[Goal of the exercise]:
Return the full material exactly.

[Collected data]:
- - - - -

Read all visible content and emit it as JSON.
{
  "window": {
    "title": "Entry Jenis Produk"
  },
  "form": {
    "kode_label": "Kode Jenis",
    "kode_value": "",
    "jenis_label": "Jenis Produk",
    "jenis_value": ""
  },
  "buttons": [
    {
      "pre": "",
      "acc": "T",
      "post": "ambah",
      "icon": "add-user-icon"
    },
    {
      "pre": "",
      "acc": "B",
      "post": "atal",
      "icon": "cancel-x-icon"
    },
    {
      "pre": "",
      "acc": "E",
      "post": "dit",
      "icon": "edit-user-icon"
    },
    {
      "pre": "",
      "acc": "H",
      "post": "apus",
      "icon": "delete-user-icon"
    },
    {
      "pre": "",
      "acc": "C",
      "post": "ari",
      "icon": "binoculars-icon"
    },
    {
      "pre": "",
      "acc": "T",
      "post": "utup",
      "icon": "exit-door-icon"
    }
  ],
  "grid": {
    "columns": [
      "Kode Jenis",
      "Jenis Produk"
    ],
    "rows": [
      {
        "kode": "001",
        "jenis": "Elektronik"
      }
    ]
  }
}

- - - - -

[Completed exercise]:
Read all visible content and emit it as JSON.
{
  "window": {
    "title": "Entry Jenis Produk"
  },
  "form": {
    "kode_label": "Kode Jenis",
    "kode_value": "",
    "jenis_label": "Jenis Produk",
    "jenis_value": ""
  },
  "buttons": [
    {
      "pre": "",
      "acc": "T",
      "post": "ambah",
      "icon": "add-user-icon"
    },
    {
      "pre": "",
      "acc": "B",
      "post": "atal",
      "icon": "cancel-x-icon"
    },
    {
      "pre": "",
      "acc": "E",
      "post": "dit",
      "icon": "edit-user-icon"
    },
    {
      "pre": "",
      "acc": "H",
      "post": "apus",
      "icon": "delete-user-icon"
    },
    {
      "pre": "",
      "acc": "C",
      "post": "ari",
      "icon": "binoculars-icon"
    },
    {
      "pre": "",
      "acc": "T",
      "post": "utup",
      "icon": "exit-door-icon"
    }
  ],
  "grid": {
    "columns": [
      "Kode Jenis",
      "Jenis Produk"
    ],
    "rows": [
      {
        "kode": "001",
        "jenis": "Elektronik"
      }
    ]
  }
}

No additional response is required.